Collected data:
-- Start --
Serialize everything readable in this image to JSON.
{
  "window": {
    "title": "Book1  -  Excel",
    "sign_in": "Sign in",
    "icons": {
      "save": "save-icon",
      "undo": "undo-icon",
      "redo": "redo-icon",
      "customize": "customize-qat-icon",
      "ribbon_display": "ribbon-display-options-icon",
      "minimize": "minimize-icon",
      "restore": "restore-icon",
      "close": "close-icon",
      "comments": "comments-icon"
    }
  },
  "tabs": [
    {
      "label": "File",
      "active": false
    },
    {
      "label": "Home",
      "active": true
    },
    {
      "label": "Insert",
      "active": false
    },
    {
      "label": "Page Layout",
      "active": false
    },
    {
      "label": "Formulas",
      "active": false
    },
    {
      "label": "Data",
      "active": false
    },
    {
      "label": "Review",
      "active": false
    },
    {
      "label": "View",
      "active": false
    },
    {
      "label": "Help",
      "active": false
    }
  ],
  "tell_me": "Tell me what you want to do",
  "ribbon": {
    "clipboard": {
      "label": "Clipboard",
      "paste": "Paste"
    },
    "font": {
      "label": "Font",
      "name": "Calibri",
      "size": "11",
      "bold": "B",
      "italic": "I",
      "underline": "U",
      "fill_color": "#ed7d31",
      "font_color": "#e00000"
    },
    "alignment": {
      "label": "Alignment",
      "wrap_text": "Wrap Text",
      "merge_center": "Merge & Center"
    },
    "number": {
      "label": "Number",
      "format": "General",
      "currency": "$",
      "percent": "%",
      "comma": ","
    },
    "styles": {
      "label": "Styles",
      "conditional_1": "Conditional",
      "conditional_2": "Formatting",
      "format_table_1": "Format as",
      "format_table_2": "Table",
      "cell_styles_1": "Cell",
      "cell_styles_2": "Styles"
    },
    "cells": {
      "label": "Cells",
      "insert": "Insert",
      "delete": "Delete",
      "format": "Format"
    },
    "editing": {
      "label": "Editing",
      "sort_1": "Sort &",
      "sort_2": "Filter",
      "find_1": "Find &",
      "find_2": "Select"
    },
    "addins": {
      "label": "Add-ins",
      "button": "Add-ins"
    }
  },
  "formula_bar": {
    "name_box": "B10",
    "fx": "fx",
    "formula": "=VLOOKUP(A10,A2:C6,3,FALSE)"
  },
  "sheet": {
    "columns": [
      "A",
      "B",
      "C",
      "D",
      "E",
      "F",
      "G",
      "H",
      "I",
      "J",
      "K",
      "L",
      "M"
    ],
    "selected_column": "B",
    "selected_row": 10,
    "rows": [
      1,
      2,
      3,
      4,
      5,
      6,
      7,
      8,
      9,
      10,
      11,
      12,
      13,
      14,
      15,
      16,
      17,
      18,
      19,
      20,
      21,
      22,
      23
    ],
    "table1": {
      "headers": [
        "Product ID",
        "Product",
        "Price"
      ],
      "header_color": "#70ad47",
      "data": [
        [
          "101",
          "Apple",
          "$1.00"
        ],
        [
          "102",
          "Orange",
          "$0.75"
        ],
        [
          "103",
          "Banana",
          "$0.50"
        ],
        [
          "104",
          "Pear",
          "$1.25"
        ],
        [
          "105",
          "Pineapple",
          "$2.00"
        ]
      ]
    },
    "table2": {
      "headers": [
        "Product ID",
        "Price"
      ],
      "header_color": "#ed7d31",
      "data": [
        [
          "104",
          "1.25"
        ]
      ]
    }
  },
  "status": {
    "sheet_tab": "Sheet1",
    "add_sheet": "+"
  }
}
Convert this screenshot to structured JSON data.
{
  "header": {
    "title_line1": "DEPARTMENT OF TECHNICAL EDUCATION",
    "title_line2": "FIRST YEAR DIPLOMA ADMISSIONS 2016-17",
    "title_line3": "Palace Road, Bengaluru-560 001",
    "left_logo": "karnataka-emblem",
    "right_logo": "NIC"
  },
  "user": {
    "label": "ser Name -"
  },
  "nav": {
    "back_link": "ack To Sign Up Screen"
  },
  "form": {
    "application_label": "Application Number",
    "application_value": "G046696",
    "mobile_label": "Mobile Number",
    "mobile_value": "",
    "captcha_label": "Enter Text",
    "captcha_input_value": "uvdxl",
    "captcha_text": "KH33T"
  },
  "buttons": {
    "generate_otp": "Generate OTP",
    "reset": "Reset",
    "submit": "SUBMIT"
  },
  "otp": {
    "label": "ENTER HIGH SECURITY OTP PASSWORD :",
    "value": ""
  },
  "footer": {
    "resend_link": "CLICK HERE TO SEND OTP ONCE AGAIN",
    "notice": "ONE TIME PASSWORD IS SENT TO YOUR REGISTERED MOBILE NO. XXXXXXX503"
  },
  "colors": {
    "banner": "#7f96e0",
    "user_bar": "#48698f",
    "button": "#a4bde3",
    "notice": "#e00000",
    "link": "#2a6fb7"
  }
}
-- End --
EXERCISE DIRECTIONS :: Each line that holds the word "this" is to be copied.

PROBLEM SOLUTION ::
Serialize everything readable in this image to JSON.
Convert this screenshot to structured JSON data.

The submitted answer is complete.